Supplied information
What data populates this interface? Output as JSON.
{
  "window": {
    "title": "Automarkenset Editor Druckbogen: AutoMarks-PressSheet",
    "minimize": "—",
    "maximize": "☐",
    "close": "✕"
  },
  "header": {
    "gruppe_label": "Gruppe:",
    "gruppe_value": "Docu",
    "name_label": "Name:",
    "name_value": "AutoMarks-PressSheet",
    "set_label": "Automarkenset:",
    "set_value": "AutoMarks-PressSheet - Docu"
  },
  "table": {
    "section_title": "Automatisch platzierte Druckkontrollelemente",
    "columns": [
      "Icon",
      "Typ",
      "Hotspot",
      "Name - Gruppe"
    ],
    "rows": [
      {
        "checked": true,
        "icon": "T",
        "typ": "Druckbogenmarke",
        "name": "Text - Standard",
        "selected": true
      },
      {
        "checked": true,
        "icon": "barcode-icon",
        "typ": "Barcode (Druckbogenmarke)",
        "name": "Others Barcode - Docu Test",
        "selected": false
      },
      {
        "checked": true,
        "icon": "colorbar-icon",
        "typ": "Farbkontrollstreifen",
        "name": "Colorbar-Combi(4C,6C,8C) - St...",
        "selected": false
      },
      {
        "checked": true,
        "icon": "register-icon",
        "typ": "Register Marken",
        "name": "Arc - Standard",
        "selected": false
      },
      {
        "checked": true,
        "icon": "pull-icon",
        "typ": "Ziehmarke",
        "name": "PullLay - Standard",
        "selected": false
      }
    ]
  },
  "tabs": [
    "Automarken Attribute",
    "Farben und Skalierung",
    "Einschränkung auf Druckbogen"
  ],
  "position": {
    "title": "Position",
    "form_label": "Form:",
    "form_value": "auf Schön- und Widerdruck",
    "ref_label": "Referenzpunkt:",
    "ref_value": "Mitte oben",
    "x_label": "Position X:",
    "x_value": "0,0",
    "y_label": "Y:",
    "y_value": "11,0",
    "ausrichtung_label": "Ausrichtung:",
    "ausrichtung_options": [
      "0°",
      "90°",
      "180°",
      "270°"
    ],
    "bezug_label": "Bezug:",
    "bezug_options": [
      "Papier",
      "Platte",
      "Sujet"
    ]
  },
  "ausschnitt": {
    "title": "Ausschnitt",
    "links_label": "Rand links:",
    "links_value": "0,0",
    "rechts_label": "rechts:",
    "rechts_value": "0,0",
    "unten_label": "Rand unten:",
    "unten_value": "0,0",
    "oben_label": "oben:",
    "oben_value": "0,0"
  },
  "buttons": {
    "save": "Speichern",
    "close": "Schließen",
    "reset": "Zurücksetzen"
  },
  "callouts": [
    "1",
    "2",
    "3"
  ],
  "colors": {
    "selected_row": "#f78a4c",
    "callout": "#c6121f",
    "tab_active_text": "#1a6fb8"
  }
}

Directions
All of the data must be returned exactly.

Task response
What data populates this interface? Output as JSON.
{
  "window": {
    "title": "Automarkenset Editor Druckbogen: AutoMarks-PressSheet",
    "minimize": "—",
    "maximize": "☐",
    "close": "✕"
  },
  "header": {
    "gruppe_label": "Gruppe:",
    "gruppe_value": "Docu",
    "name_label": "Name:",
    "name_value": "AutoMarks-PressSheet",
    "set_label": "Automarkenset:",
    "set_value": "AutoMarks-PressSheet - Docu"
  },
  "table": {
    "section_title": "Automatisch platzierte Druckkontrollelemente",
    "columns": [
      "Icon",
      "Typ",
      "Hotspot",
      "Name - Gruppe"
    ],
    "rows": [
      {
        "checked": true,
        "icon": "T",
        "typ": "Druckbogenmarke",
        "name": "Text - Standard",
        "selected": true
      },
      {
        "checked": true,
        "icon": "barcode-icon",
        "typ": "Barcode (Druckbogenmarke)",
        "name": "Others Barcode - Docu Test",
        "selected": false
      },
      {
        "checked": true,
        "icon": "colorbar-icon",
        "typ": "Farbkontrollstreifen",
        "name": "Colorbar-Combi(4C,6C,8C) - St...",
        "selected": false
      },
      {
        "checked": true,
        "icon": "register-icon",
        "typ": "Register Marken",
        "name": "Arc - Standard",
        "selected": false
      },
      {
        "checked": true,
        "icon": "pull-icon",
        "typ": "Ziehmarke",
        "name": "PullLay - Standard",
        "selected": false
      }
    ]
  },
  "tabs": [
    "Automarken Attribute",
    "Farben und Skalierung",
    "Einschränkung auf Druckbogen"
  ],
  "position": {
    "title": "Position",
    "form_label": "Form:",
    "form_value": "auf Schön- und Widerdruck",
    "ref_label": "Referenzpunkt:",
    "ref_value": "Mitte oben",
    "x_label": "Position X:",
    "x_value": "0,0",
    "y_label": "Y:",
    "y_value": "11,0",
    "ausrichtung_label": "Ausrichtung:",
    "ausrichtung_options": [
      "0°",
      "90°",
      "180°",
      "270°"
    ],
    "bezug_label": "Bezug:",
    "bezug_options": [
      "Papier",
      "Platte",
      "Sujet"
    ]
  },
  "ausschnitt": {
    "title": "Ausschnitt",
    "links_label": "Rand links:",
    "links_value": "0,0",
    "rechts_label": "rechts:",
    "rechts_value": "0,0",
    "unten_label": "Rand unten:",
    "unten_value": "0,0",
    "oben_label": "oben:",
    "oben_value": "0,0"
  },
  "buttons": {
    "save": "Speichern",
    "close": "Schließen",
    "reset": "Zurücksetzen"
  },
  "callouts": [
    "1",
    "2",
    "3"
  ],
  "colors": {
    "selected_row": "#f78a4c",
    "callout": "#c6121f",
    "tab_active_text": "#1a6fb8"
  }
}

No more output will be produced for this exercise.